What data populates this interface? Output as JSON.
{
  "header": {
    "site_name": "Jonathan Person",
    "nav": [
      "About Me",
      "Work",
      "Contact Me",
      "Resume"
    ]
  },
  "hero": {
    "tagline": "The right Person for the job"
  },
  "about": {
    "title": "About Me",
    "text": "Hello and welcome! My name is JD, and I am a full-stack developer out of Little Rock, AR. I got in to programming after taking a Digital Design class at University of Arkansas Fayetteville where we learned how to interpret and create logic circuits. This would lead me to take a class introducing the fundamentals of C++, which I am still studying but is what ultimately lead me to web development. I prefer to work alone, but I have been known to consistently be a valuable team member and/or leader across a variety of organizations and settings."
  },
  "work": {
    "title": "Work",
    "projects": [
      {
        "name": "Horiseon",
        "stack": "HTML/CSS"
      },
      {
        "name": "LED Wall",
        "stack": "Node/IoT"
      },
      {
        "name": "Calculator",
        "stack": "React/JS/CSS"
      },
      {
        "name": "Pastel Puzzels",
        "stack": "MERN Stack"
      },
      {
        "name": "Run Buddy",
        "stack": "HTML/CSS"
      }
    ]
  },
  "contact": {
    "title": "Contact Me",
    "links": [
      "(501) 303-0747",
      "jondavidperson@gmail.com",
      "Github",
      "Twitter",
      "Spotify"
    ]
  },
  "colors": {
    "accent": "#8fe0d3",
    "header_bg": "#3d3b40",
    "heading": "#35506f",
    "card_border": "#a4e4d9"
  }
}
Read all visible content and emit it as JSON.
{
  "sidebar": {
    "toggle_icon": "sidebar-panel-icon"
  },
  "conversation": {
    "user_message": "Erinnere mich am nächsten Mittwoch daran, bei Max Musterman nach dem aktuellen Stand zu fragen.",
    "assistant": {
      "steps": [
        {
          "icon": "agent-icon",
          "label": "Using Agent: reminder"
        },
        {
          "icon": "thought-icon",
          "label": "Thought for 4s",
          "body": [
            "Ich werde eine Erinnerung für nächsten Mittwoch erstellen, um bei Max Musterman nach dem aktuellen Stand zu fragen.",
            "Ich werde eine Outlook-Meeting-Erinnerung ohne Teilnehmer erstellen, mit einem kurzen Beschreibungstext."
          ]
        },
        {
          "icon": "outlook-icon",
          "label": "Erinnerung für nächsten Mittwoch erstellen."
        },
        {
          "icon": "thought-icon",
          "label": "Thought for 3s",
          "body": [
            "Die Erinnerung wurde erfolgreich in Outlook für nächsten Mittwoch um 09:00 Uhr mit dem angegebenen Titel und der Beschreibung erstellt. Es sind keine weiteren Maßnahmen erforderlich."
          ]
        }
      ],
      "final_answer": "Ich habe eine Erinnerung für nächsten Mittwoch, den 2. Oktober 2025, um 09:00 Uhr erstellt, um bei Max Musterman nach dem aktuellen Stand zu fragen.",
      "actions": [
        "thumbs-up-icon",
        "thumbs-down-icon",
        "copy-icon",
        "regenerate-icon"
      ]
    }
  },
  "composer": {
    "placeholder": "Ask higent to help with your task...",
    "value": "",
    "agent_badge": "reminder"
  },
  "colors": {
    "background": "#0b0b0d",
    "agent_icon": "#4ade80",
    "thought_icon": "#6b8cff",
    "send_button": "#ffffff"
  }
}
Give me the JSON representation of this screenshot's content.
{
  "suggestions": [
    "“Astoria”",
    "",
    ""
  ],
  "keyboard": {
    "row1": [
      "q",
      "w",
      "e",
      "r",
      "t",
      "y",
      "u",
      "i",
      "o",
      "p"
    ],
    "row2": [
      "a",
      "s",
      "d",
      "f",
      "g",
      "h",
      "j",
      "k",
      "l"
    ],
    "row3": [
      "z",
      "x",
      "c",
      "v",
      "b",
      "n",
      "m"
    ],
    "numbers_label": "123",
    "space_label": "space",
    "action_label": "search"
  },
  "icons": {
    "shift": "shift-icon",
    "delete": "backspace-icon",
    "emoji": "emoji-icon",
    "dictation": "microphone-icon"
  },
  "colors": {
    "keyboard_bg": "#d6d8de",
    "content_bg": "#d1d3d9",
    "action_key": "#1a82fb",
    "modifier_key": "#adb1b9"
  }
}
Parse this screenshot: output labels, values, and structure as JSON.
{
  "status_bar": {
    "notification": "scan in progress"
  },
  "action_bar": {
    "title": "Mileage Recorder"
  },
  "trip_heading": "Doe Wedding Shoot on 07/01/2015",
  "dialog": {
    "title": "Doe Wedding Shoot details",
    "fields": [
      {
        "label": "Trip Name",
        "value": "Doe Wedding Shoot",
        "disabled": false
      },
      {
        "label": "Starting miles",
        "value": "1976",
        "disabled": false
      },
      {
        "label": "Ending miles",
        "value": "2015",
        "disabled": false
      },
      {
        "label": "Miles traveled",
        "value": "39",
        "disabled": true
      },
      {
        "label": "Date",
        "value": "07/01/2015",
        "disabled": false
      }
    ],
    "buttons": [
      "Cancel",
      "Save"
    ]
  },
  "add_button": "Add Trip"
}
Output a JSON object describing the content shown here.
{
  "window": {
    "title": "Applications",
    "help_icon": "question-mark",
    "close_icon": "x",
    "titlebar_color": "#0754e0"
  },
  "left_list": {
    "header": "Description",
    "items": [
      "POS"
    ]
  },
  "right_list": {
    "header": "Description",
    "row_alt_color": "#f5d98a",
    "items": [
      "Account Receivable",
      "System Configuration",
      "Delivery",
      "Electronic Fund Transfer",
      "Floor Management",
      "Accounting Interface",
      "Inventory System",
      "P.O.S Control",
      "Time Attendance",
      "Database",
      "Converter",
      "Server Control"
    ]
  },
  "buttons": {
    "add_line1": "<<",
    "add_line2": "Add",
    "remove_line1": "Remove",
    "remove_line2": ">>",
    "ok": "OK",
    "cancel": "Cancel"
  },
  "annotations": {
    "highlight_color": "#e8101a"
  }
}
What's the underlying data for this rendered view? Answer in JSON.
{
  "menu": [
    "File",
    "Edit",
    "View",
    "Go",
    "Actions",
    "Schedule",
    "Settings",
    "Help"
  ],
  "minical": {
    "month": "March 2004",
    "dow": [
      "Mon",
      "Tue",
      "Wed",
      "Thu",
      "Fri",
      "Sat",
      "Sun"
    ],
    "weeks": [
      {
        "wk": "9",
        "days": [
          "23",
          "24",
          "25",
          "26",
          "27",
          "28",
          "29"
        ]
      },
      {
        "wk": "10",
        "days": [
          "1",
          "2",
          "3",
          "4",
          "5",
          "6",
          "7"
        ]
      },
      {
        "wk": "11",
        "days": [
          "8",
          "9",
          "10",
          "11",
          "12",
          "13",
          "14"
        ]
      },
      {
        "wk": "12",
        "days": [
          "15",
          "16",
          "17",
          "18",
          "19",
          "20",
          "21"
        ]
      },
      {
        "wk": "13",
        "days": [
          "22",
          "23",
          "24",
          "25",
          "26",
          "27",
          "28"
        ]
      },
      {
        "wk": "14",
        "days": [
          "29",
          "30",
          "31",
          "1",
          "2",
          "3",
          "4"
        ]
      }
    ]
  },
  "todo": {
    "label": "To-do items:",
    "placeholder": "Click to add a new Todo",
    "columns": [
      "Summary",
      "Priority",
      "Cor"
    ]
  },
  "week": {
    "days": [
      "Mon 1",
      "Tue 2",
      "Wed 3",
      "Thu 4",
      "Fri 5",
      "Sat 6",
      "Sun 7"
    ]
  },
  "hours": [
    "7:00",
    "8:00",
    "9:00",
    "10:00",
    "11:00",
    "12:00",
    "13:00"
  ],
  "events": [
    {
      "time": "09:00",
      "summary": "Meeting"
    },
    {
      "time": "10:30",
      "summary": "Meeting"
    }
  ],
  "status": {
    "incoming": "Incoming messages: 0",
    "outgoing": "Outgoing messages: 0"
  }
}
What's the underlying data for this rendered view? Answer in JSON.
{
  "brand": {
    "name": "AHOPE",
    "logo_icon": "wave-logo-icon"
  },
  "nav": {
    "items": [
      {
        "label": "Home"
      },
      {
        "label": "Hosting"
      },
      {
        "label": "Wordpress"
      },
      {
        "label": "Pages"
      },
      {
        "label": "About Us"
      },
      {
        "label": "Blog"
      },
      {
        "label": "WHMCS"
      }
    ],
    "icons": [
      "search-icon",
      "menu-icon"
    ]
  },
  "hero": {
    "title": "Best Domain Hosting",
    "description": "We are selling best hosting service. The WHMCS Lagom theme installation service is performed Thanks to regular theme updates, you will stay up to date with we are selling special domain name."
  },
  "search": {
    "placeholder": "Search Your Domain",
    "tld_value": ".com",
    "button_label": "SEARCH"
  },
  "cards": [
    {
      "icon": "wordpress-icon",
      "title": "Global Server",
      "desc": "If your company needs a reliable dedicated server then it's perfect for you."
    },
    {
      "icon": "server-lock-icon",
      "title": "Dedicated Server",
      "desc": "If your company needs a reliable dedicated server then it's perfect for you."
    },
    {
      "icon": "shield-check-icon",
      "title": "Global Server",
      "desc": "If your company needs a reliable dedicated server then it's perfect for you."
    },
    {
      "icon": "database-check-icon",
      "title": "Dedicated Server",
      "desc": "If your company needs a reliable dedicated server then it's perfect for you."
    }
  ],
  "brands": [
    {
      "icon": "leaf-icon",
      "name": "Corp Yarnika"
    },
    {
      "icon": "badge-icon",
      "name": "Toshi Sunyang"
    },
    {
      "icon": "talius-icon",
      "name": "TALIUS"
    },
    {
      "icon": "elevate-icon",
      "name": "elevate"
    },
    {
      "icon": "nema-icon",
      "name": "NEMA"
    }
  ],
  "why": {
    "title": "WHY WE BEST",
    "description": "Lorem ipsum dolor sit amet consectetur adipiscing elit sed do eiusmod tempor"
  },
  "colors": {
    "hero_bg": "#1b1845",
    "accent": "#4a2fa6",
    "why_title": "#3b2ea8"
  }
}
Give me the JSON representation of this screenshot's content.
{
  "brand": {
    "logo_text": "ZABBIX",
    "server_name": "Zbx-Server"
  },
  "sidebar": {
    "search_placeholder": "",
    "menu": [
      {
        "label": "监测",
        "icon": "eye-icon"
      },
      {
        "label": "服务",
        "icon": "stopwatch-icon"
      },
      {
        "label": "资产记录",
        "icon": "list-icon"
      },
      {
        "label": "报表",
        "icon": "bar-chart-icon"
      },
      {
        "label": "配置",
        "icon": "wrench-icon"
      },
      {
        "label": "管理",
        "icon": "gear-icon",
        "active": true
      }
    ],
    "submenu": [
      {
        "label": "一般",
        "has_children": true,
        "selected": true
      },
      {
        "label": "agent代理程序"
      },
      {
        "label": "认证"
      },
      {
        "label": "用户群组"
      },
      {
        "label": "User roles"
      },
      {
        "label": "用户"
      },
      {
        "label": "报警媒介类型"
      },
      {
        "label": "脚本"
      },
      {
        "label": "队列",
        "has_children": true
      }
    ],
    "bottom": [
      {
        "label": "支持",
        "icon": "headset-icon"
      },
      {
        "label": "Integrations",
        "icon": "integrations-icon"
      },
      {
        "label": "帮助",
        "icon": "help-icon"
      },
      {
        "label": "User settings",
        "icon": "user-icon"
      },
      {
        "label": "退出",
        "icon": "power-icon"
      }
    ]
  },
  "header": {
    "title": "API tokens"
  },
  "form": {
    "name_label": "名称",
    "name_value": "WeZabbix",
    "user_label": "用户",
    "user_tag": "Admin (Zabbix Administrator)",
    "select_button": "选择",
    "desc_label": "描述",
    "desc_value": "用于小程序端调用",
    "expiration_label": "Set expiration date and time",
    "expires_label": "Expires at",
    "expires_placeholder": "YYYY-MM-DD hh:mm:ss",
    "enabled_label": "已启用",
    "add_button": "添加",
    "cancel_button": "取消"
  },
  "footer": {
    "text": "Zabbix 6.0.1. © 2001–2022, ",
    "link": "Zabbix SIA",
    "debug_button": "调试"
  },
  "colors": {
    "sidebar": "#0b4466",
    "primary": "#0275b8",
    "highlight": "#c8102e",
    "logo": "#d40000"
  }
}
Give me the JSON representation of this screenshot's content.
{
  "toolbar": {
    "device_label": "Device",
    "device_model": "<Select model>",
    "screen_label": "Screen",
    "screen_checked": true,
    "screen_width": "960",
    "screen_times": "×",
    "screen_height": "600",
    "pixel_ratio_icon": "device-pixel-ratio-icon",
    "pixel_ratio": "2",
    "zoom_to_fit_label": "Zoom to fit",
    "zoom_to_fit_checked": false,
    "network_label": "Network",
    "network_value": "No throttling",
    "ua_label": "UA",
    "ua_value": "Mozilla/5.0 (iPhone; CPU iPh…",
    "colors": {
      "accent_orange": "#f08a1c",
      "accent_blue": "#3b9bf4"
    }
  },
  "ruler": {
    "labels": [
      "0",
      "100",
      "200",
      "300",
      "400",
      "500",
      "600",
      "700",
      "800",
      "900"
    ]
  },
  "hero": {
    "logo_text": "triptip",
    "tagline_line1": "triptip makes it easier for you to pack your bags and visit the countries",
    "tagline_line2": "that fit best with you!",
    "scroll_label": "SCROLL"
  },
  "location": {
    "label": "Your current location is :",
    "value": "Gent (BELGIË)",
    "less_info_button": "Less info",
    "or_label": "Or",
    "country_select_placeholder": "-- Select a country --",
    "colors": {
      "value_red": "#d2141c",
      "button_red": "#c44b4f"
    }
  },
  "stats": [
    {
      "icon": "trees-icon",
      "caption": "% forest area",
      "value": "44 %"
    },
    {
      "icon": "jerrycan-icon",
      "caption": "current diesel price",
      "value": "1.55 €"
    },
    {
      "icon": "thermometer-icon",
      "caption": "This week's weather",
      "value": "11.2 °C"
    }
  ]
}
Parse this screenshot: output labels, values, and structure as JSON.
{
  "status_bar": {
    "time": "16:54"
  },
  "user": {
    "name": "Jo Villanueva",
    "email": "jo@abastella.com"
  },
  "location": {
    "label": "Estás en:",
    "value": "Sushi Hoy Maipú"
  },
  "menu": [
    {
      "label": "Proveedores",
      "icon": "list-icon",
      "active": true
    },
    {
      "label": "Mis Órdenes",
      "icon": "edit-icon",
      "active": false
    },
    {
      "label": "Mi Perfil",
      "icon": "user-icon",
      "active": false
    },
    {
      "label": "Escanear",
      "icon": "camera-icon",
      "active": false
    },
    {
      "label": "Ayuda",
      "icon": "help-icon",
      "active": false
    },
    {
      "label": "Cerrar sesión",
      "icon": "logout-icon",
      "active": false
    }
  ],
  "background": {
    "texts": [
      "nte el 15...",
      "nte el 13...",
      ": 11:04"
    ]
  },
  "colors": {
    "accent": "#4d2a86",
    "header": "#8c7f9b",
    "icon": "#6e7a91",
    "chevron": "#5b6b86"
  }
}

---------------

§ **Work required**
Pull out every line of the records that includes the string "nächsten".

§ **Written reply**
    "user_message": "Erinnere mich am nächsten Mittwoch daran, bei Max Musterman nach dem aktuellen Stand zu fragen.",
            "Ich werde eine Erinnerung für nächsten Mittwoch erstellen, um bei Max Musterman nach dem aktuellen Stand zu fragen.",
          "label": "Erinnerung für nächsten Mittwoch erstellen."
            "Die Erinnerung wurde erfolgreich in Outlook für nächsten Mittwoch um 09:00 Uhr mit dem angegebenen Titel und der Beschreibung erstellt. Es sind keine weiteren Maßnahmen erforderlich."
      "final_answer": "Ich habe eine Erinnerung für nächsten Mittwoch, den 2. Oktober 2025, um 09:00 Uhr erstellt, um bei Max Musterman nach dem aktuellen Stand zu fragen.",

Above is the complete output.